### Prompt
Return the count of lines that hold the string "الجنة", with no other words.

──────── Data in this exercise ────────

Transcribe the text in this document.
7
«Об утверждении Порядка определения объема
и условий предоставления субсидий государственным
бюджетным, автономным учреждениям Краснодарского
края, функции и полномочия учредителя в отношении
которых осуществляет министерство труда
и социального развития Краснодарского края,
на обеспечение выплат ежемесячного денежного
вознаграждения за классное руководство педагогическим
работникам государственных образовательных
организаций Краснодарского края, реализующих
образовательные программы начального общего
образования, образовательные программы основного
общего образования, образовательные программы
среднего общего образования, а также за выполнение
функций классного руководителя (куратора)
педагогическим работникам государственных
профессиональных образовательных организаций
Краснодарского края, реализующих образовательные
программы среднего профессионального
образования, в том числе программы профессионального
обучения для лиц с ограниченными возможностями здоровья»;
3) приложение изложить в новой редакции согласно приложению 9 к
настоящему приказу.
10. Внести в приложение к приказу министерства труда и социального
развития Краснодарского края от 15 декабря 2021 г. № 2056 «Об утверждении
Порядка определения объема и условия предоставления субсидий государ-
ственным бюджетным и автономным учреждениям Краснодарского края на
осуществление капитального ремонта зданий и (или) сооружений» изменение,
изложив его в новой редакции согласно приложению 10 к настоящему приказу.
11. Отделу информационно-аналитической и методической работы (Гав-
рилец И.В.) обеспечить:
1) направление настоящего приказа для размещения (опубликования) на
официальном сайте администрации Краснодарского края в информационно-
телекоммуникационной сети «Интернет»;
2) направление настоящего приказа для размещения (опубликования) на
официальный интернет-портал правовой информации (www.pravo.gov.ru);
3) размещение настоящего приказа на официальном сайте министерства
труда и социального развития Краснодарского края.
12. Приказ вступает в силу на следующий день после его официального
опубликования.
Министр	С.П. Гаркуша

────────
──────── Data in this exercise ────────

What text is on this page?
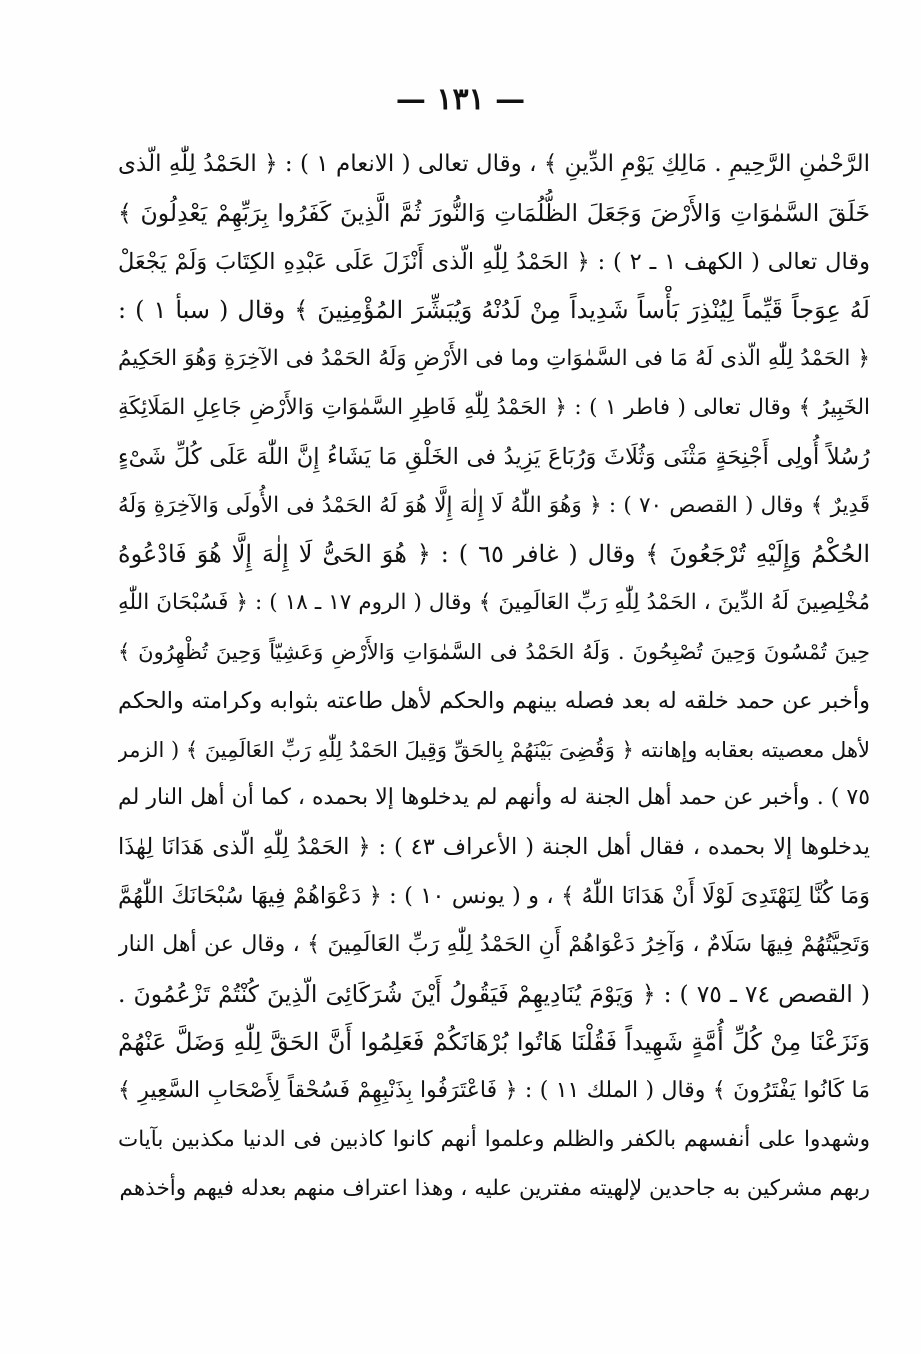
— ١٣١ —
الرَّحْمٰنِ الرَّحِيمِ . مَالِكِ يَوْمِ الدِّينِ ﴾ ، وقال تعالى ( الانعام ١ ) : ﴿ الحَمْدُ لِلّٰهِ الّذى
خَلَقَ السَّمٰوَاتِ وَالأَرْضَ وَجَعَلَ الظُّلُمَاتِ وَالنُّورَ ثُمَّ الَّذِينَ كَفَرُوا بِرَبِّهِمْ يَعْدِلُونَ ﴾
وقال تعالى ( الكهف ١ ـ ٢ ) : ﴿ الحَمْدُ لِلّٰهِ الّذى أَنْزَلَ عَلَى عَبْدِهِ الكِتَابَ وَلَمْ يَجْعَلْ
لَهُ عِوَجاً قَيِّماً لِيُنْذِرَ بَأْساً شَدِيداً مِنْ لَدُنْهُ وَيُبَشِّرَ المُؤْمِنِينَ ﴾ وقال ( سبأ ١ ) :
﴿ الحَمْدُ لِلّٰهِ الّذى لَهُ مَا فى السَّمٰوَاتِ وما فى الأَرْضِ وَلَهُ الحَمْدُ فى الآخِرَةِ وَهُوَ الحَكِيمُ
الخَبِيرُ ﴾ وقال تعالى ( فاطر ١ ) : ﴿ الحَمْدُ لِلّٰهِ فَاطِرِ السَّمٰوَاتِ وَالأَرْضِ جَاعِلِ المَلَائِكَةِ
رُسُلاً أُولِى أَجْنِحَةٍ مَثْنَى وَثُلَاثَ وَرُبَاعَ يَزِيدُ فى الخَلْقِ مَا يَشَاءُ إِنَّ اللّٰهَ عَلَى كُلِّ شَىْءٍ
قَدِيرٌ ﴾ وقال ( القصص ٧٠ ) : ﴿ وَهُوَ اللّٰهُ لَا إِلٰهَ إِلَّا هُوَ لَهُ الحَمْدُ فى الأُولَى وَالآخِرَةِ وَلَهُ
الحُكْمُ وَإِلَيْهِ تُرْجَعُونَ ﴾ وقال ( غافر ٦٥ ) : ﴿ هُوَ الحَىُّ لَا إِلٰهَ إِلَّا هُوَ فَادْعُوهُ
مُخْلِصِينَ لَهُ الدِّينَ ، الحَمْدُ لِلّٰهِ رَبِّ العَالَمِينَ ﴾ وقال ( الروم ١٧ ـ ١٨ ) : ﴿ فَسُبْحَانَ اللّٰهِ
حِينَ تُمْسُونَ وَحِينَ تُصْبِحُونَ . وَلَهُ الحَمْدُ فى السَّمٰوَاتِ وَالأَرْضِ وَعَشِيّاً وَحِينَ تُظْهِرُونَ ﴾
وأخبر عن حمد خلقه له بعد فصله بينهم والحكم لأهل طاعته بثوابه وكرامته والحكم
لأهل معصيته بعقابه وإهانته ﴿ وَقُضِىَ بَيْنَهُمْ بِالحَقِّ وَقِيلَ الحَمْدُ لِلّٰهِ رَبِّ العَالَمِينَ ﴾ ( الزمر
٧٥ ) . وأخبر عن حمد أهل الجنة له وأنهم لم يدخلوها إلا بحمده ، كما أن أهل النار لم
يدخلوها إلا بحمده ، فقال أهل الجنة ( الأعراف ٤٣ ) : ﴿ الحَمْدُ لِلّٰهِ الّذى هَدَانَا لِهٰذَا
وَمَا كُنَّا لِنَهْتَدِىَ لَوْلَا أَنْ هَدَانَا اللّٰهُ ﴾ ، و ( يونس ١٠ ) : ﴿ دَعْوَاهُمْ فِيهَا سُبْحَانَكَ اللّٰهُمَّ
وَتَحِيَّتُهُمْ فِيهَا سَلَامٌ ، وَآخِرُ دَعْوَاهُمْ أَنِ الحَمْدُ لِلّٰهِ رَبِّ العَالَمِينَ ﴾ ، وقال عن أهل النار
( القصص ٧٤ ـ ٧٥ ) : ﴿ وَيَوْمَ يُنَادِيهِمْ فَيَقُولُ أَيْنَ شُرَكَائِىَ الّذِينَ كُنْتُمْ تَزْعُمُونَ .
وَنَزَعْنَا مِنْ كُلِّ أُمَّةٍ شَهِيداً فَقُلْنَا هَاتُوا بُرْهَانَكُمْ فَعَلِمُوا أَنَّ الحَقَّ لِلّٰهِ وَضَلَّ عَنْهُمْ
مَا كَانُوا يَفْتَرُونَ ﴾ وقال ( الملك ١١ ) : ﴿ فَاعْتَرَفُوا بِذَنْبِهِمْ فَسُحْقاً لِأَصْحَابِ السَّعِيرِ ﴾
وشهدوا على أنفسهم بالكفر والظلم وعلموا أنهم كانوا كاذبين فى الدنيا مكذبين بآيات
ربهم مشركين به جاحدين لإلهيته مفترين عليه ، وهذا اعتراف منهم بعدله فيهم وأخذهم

────────

### Written solution
2